Only lines holding the string "JSON" are wanted; copy each one from the material.

━━━ Input for this task

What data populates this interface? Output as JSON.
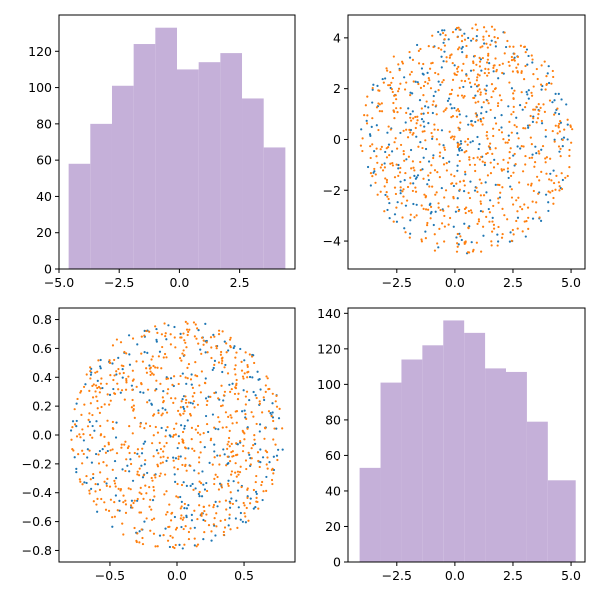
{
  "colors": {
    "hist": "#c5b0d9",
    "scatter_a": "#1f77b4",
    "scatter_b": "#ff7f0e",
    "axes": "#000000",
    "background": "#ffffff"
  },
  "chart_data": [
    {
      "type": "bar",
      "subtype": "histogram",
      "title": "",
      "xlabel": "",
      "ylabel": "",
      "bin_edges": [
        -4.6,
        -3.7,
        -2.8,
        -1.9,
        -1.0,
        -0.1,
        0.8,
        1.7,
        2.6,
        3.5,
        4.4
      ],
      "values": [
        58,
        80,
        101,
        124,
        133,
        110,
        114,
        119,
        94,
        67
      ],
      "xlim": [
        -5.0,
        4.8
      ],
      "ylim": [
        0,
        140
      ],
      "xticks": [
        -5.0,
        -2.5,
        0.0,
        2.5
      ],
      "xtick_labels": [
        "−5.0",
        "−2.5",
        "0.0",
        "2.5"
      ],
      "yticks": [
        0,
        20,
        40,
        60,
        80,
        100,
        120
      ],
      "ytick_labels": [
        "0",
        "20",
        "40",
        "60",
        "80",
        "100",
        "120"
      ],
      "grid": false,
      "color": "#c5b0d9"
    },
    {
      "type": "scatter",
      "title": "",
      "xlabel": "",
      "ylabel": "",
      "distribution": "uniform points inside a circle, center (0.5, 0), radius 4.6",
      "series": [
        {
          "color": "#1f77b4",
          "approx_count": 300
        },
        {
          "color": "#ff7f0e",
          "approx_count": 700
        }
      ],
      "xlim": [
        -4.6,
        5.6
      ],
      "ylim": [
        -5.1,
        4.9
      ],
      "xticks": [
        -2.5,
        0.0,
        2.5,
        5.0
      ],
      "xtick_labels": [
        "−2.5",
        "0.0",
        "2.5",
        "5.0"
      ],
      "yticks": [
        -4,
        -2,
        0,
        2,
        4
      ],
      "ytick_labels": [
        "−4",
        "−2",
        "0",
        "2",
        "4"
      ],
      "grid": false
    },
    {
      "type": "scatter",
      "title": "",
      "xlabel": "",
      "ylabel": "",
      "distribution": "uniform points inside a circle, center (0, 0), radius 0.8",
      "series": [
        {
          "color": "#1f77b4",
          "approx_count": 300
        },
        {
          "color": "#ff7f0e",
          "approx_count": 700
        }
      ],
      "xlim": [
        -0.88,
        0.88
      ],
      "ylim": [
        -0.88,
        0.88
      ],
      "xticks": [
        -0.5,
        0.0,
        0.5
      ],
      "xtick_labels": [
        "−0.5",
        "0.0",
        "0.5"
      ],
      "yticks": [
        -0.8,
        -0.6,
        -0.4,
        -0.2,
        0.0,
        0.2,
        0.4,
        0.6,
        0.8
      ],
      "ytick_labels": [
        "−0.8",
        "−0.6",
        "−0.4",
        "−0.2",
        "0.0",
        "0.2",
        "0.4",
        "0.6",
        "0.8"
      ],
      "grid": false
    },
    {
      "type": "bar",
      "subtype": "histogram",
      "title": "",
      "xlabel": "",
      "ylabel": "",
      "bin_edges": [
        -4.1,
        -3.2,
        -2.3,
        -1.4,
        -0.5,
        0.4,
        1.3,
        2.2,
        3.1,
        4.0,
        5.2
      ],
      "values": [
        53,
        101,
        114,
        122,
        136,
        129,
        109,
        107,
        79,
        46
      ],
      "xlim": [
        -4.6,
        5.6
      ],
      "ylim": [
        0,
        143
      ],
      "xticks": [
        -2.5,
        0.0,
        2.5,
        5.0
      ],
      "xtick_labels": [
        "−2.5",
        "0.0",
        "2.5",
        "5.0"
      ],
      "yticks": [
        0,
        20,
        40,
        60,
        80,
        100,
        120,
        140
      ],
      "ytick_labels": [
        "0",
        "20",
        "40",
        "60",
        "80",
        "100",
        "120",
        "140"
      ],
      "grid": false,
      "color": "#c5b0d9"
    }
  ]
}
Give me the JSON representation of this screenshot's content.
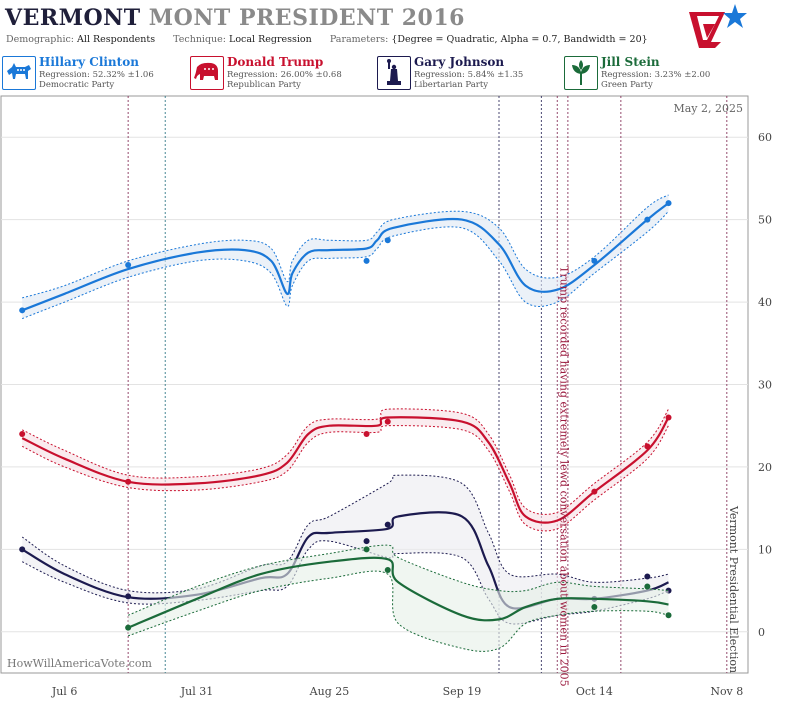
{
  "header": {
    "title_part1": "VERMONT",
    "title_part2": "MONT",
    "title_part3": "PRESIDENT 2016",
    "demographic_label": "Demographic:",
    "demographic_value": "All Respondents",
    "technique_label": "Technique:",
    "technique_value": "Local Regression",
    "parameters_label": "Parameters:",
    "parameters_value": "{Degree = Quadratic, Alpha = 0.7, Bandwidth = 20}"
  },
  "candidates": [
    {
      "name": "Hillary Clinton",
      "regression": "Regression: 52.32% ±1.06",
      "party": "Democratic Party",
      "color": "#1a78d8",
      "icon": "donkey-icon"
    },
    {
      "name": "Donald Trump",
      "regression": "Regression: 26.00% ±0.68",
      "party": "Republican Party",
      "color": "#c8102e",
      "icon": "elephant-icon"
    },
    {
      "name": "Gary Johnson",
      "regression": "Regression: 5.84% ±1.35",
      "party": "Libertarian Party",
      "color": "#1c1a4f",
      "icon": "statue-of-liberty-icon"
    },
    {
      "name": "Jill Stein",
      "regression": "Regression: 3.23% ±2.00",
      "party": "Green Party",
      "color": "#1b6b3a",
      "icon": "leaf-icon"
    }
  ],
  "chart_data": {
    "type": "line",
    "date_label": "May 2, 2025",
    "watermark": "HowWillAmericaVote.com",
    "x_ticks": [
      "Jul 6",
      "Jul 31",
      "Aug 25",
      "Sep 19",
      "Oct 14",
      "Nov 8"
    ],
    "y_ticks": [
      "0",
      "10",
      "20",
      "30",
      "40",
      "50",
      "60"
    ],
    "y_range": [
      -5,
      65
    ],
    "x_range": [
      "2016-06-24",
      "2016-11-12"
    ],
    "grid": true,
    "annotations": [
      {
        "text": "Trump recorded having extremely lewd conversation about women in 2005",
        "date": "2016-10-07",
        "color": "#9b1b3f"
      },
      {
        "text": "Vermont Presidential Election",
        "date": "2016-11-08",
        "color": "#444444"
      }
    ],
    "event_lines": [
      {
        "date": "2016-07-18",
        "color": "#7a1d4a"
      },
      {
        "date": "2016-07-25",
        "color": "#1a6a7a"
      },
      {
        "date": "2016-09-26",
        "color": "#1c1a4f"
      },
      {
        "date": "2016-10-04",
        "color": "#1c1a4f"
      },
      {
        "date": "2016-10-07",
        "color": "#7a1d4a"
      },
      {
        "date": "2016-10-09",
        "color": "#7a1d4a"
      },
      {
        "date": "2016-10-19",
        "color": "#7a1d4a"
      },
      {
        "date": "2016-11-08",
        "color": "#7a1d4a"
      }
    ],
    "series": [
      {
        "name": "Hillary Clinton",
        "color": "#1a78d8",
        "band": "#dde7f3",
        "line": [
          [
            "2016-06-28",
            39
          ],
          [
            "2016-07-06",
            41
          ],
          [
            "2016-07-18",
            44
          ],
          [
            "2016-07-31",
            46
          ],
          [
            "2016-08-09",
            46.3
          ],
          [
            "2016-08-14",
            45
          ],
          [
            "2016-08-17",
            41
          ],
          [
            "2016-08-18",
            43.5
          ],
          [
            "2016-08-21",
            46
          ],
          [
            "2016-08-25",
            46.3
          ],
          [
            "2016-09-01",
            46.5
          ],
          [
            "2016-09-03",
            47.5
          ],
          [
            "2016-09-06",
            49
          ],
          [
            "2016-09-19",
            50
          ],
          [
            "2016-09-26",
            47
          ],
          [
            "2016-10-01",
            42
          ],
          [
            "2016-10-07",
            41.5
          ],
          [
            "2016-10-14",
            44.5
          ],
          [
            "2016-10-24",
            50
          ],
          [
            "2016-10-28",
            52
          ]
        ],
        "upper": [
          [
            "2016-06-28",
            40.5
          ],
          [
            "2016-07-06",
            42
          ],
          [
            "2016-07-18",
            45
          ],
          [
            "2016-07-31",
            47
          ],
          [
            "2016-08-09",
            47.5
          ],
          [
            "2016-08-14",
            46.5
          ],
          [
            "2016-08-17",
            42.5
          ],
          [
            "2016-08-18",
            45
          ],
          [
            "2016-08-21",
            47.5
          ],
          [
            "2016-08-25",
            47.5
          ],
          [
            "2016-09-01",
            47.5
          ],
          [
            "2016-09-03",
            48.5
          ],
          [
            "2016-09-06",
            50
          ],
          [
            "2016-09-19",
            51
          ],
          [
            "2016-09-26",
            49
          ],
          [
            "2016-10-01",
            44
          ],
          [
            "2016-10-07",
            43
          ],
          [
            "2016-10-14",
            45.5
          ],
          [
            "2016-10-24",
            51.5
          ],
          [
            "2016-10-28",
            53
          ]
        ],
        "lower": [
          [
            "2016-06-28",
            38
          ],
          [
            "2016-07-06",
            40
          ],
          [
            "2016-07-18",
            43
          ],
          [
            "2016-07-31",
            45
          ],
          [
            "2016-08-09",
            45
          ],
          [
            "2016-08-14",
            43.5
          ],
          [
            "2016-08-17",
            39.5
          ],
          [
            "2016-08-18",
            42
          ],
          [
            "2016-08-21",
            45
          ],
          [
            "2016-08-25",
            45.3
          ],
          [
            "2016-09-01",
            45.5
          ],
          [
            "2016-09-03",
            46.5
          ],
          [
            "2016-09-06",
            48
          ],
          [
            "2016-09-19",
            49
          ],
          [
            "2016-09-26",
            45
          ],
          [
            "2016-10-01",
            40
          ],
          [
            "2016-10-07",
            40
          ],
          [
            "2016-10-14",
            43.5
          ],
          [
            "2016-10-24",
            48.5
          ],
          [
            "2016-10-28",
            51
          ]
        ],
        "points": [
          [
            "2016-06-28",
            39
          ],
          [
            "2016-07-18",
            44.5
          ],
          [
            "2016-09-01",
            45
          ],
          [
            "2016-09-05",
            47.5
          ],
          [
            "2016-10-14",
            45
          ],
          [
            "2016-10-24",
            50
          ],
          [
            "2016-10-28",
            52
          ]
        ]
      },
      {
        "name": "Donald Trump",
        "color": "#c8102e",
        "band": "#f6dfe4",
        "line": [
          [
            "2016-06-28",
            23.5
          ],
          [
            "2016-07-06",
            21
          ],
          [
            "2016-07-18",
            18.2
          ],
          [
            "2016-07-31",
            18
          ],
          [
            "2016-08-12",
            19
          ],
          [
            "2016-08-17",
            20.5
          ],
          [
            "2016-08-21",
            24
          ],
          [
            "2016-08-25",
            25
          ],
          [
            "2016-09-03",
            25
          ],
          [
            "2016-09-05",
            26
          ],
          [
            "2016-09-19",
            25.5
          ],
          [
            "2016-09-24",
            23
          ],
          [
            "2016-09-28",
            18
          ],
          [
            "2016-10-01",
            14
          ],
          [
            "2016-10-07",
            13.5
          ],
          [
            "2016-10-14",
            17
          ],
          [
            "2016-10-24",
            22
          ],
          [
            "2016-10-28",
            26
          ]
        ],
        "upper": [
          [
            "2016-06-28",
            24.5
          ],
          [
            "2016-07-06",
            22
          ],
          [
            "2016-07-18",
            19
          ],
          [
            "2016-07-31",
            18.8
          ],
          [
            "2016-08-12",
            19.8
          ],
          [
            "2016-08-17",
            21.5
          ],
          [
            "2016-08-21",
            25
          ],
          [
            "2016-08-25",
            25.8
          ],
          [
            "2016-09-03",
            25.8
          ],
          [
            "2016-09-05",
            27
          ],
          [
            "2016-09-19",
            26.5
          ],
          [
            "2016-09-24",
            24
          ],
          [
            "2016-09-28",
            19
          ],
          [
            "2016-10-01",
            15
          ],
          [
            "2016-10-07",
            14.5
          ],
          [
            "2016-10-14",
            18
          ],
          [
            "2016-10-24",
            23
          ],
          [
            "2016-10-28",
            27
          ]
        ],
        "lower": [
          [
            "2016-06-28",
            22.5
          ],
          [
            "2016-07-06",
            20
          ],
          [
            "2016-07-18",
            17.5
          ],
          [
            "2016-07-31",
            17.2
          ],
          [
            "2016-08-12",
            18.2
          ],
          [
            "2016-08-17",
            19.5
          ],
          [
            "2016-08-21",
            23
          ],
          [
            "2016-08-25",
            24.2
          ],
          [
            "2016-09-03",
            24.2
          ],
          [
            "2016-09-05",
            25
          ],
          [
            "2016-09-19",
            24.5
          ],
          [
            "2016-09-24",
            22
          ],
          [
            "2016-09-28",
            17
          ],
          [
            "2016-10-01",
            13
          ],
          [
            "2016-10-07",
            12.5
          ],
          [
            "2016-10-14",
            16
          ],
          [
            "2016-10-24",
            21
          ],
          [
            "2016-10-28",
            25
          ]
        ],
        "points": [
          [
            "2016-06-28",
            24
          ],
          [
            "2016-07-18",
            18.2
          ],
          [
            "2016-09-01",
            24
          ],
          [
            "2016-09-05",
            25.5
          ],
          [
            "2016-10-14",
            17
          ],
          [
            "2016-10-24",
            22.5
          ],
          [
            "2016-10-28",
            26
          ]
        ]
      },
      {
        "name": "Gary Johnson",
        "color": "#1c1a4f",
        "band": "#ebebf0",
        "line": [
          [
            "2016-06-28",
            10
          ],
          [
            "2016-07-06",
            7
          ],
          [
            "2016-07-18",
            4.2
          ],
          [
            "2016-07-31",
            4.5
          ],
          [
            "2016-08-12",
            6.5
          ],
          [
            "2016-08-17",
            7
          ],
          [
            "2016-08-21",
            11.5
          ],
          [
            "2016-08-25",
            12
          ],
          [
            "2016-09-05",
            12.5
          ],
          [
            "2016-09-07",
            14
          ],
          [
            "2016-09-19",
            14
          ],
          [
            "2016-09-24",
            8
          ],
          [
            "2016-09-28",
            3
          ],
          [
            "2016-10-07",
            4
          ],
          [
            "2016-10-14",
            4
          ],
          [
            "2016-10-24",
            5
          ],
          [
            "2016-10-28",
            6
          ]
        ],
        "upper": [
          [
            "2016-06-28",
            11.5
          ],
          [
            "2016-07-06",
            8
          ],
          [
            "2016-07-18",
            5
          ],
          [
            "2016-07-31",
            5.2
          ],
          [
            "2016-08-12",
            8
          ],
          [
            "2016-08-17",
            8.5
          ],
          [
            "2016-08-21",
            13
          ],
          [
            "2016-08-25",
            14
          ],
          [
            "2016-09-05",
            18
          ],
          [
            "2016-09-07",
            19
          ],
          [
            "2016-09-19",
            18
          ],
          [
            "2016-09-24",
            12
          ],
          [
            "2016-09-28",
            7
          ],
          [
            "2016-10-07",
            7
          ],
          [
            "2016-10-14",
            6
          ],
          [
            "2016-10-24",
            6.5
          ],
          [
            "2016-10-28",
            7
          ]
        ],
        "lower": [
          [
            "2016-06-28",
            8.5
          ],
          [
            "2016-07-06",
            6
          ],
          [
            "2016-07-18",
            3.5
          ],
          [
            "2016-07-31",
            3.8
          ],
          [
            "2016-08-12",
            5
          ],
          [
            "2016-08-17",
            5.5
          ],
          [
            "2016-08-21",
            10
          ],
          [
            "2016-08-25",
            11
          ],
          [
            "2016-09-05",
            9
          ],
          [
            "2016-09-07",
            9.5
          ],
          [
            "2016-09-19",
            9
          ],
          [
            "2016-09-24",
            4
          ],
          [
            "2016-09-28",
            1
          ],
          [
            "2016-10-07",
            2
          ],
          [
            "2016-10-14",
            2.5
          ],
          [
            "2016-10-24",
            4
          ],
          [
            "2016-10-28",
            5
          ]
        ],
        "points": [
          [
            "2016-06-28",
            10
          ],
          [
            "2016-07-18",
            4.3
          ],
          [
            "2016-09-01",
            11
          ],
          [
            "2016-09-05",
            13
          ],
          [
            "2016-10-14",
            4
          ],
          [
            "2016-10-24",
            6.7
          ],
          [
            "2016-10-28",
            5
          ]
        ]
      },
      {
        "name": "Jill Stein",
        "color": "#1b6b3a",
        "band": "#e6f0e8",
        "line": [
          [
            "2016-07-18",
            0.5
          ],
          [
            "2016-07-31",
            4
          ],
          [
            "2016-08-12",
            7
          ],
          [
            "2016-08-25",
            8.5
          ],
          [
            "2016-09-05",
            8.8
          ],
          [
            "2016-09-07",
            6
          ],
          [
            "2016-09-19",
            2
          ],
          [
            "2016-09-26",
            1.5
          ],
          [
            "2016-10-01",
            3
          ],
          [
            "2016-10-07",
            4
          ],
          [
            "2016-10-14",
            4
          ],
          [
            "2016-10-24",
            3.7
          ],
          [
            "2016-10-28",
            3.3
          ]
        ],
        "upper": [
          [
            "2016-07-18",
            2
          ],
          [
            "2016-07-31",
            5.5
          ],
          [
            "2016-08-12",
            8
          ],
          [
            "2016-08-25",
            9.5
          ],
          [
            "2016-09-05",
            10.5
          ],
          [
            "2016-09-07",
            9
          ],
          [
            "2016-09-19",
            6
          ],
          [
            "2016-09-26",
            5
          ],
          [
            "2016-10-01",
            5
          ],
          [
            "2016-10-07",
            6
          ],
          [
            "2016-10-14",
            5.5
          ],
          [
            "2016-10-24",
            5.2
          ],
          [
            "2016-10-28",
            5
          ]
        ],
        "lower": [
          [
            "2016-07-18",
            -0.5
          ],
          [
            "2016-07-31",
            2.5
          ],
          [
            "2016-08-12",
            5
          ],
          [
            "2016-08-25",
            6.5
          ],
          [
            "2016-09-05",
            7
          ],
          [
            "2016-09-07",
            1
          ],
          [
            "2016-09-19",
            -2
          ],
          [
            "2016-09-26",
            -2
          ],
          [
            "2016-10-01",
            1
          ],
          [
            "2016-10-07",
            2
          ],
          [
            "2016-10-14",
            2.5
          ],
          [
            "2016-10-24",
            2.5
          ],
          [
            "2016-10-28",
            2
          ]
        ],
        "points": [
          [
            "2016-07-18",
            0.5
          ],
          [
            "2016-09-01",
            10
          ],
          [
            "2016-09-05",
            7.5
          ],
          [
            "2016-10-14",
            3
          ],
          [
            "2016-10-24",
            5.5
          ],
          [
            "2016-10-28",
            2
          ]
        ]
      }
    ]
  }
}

━━━━━━

▶ [Solved exercise]
What data populates this interface? Output as JSON.
Give me the JSON representation of this screenshot's content.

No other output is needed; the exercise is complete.